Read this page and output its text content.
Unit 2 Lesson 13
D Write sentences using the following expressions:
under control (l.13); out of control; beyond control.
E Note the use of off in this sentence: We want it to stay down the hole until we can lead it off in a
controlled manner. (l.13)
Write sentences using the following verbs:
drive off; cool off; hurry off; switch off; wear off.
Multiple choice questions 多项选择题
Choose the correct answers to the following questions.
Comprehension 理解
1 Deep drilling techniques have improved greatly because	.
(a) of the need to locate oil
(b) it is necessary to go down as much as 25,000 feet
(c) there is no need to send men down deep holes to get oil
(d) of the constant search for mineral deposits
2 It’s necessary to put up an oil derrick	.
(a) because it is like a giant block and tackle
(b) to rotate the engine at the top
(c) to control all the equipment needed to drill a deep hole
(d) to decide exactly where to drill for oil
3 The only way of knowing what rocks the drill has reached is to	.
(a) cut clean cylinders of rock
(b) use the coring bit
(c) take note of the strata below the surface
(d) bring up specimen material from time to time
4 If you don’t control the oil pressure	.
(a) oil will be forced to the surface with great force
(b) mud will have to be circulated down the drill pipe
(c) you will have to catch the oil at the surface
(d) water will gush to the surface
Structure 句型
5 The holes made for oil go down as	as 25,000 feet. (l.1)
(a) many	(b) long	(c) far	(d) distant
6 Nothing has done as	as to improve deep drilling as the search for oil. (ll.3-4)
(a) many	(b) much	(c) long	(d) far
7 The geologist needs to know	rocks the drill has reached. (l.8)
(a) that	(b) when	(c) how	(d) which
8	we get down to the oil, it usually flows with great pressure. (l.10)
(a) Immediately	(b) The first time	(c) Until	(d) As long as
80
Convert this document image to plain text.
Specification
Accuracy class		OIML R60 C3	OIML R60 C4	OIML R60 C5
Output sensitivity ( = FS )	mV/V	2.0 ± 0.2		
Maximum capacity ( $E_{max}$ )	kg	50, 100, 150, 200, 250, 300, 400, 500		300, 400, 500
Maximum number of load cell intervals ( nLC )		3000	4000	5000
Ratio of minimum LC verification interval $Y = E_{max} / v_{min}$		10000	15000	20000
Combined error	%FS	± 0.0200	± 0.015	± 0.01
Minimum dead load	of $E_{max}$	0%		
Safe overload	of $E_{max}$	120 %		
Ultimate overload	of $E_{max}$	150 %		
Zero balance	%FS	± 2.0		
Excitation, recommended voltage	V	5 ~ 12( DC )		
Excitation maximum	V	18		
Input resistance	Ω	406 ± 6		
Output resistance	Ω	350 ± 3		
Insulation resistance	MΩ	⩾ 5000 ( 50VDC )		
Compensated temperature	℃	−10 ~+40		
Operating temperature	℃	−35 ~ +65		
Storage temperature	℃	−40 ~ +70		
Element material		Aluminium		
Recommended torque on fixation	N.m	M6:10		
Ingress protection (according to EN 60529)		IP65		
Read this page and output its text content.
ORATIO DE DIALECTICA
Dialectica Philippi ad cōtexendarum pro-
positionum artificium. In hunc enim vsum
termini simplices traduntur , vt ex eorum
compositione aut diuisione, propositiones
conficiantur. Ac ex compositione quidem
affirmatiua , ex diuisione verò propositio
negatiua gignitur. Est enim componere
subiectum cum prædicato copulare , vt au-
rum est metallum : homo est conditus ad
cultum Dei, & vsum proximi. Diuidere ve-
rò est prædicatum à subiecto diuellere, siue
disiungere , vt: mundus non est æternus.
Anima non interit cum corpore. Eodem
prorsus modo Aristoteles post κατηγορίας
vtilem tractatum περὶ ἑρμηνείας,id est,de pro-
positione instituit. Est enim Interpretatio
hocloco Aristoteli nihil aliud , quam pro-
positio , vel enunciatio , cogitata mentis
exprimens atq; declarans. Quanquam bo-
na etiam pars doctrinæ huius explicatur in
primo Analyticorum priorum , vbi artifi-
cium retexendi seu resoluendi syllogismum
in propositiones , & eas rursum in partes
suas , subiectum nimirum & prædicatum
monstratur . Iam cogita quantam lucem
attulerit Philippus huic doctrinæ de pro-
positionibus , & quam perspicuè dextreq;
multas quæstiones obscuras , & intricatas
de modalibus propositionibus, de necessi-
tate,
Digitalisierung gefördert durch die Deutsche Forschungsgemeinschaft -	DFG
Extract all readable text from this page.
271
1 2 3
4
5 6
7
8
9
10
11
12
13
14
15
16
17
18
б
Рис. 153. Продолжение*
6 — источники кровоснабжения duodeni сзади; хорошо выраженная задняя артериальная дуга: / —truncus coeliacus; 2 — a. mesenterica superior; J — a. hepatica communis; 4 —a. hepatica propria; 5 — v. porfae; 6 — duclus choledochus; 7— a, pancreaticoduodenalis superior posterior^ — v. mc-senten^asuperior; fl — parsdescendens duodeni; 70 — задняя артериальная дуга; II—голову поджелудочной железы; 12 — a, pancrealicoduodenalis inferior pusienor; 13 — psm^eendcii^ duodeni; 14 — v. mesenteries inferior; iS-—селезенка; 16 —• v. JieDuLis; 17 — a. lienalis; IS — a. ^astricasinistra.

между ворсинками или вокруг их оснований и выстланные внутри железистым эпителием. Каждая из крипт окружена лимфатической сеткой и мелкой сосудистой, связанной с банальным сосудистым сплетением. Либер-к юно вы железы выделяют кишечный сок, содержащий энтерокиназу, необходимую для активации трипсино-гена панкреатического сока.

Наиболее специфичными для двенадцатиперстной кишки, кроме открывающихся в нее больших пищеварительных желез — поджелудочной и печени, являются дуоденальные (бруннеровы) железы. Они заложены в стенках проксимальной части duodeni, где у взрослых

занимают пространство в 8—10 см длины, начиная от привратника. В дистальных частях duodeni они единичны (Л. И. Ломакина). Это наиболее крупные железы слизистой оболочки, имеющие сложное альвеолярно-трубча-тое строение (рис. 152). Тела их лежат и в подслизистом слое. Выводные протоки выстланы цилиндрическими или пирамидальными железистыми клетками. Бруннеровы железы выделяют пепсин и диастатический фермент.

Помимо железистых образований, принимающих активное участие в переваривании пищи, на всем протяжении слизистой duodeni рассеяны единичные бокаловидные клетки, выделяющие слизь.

#####

## Exercise aim
Would you copy out each line exactly as written?

## Written reply
Read this page and output its text content.
Unit 2 Lesson 13
D Write sentences using the following expressions:
under control (l.13); out of control; beyond control.
E Note the use of off in this sentence: We want it to stay down the hole until we can lead it off in a
controlled manner. (l.13)
Write sentences using the following verbs:
drive off; cool off; hurry off; switch off; wear off.
Multiple choice questions 多项选择题
Choose the correct answers to the following questions.
Comprehension 理解
1 Deep drilling techniques have improved greatly because	.
(a) of the need to locate oil
(b) it is necessary to go down as much as 25,000 feet
(c) there is no need to send men down deep holes to get oil
(d) of the constant search for mineral deposits
2 It’s necessary to put up an oil derrick	.
(a) because it is like a giant block and tackle
(b) to rotate the engine at the top
(c) to control all the equipment needed to drill a deep hole
(d) to decide exactly where to drill for oil
3 The only way of knowing what rocks the drill has reached is to	.
(a) cut clean cylinders of rock
(b) use the coring bit
(c) take note of the strata below the surface
(d) bring up specimen material from time to time
4 If you don’t control the oil pressure	.
(a) oil will be forced to the surface with great force
(b) mud will have to be circulated down the drill pipe
(c) you will have to catch the oil at the surface
(d) water will gush to the surface
Structure 句型
5 The holes made for oil go down as	as 25,000 feet. (l.1)
(a) many	(b) long	(c) far	(d) distant
6 Nothing has done as	as to improve deep drilling as the search for oil. (ll.3-4)
(a) many	(b) much	(c) long	(d) far
7 The geologist needs to know	rocks the drill has reached. (l.8)
(a) that	(b) when	(c) how	(d) which
8	we get down to the oil, it usually flows with great pressure. (l.10)
(a) Immediately	(b) The first time	(c) Until	(d) As long as
80
Convert this document image to plain text.
Specification
Accuracy class		OIML R60 C3	OIML R60 C4	OIML R60 C5
Output sensitivity ( = FS )	mV/V	2.0 ± 0.2		
Maximum capacity ( $E_{max}$ )	kg	50, 100, 150, 200, 250, 300, 400, 500		300, 400, 500
Maximum number of load cell intervals ( nLC )		3000	4000	5000
Ratio of minimum LC verification interval $Y = E_{max} / v_{min}$		10000	15000	20000
Combined error	%FS	± 0.0200	± 0.015	± 0.01
Minimum dead load	of $E_{max}$	0%		
Safe overload	of $E_{max}$	120 %		
Ultimate overload	of $E_{max}$	150 %		
Zero balance	%FS	± 2.0		
Excitation, recommended voltage	V	5 ~ 12( DC )		
Excitation maximum	V	18		
Input resistance	Ω	406 ± 6		
Output resistance	Ω	350 ± 3		
Insulation resistance	MΩ	⩾ 5000 ( 50VDC )		
Compensated temperature	℃	−10 ~+40		
Operating temperature	℃	−35 ~ +65		
Storage temperature	℃	−40 ~ +70		
Element material		Aluminium		
Recommended torque on fixation	N.m	M6:10		
Ingress protection (according to EN 60529)		IP65		
Read this page and output its text content.
ORATIO DE DIALECTICA
Dialectica Philippi ad cōtexendarum pro-
positionum artificium. In hunc enim vsum
termini simplices traduntur , vt ex eorum
compositione aut diuisione, propositiones
conficiantur. Ac ex compositione quidem
affirmatiua , ex diuisione verò propositio
negatiua gignitur. Est enim componere
subiectum cum prædicato copulare , vt au-
rum est metallum : homo est conditus ad
cultum Dei, & vsum proximi. Diuidere ve-
rò est prædicatum à subiecto diuellere, siue
disiungere , vt: mundus non est æternus.
Anima non interit cum corpore. Eodem
prorsus modo Aristoteles post κατηγορίας
vtilem tractatum περὶ ἑρμηνείας,id est,de pro-
positione instituit. Est enim Interpretatio
hocloco Aristoteli nihil aliud , quam pro-
positio , vel enunciatio , cogitata mentis
exprimens atq; declarans. Quanquam bo-
na etiam pars doctrinæ huius explicatur in
primo Analyticorum priorum , vbi artifi-
cium retexendi seu resoluendi syllogismum
in propositiones , & eas rursum in partes
suas , subiectum nimirum & prædicatum
monstratur . Iam cogita quantam lucem
attulerit Philippus huic doctrinæ de pro-
positionibus , & quam perspicuè dextreq;
multas quæstiones obscuras , & intricatas
de modalibus propositionibus, de necessi-
tate,
Digitalisierung gefördert durch die Deutsche Forschungsgemeinschaft -	DFG
Extract all readable text from this page.
271
1 2 3
4
5 6
7
8
9
10
11
12
13
14
15
16
17
18
б
Рис. 153. Продолжение*
6 — источники кровоснабжения duodeni сзади; хорошо выраженная задняя артериальная дуга: / —truncus coeliacus; 2 — a. mesenterica superior; J — a. hepatica communis; 4 —a. hepatica propria; 5 — v. porfae; 6 — duclus choledochus; 7— a, pancreaticoduodenalis superior posterior^ — v. mc-senten^asuperior; fl — parsdescendens duodeni; 70 — задняя артериальная дуга; II—голову поджелудочной железы; 12 — a, pancrealicoduodenalis inferior pusienor; 13 — psm^eendcii^ duodeni; 14 — v. mesenteries inferior; iS-—селезенка; 16 —• v. JieDuLis; 17 — a. lienalis; IS — a. ^astricasinistra.

между ворсинками или вокруг их оснований и выстланные внутри железистым эпителием. Каждая из крипт окружена лимфатической сеткой и мелкой сосудистой, связанной с банальным сосудистым сплетением. Либер-к юно вы железы выделяют кишечный сок, содержащий энтерокиназу, необходимую для активации трипсино-гена панкреатического сока.

Наиболее специфичными для двенадцатиперстной кишки, кроме открывающихся в нее больших пищеварительных желез — поджелудочной и печени, являются дуоденальные (бруннеровы) железы. Они заложены в стенках проксимальной части duodeni, где у взрослых

занимают пространство в 8—10 см длины, начиная от привратника. В дистальных частях duodeni они единичны (Л. И. Ломакина). Это наиболее крупные железы слизистой оболочки, имеющие сложное альвеолярно-трубча-тое строение (рис. 152). Тела их лежат и в подслизистом слое. Выводные протоки выстланы цилиндрическими или пирамидальными железистыми клетками. Бруннеровы железы выделяют пепсин и диастатический фермент.

Помимо железистых образований, принимающих активное участие в переваривании пищи, на всем протяжении слизистой duodeni рассеяны единичные бокаловидные клетки, выделяющие слизь.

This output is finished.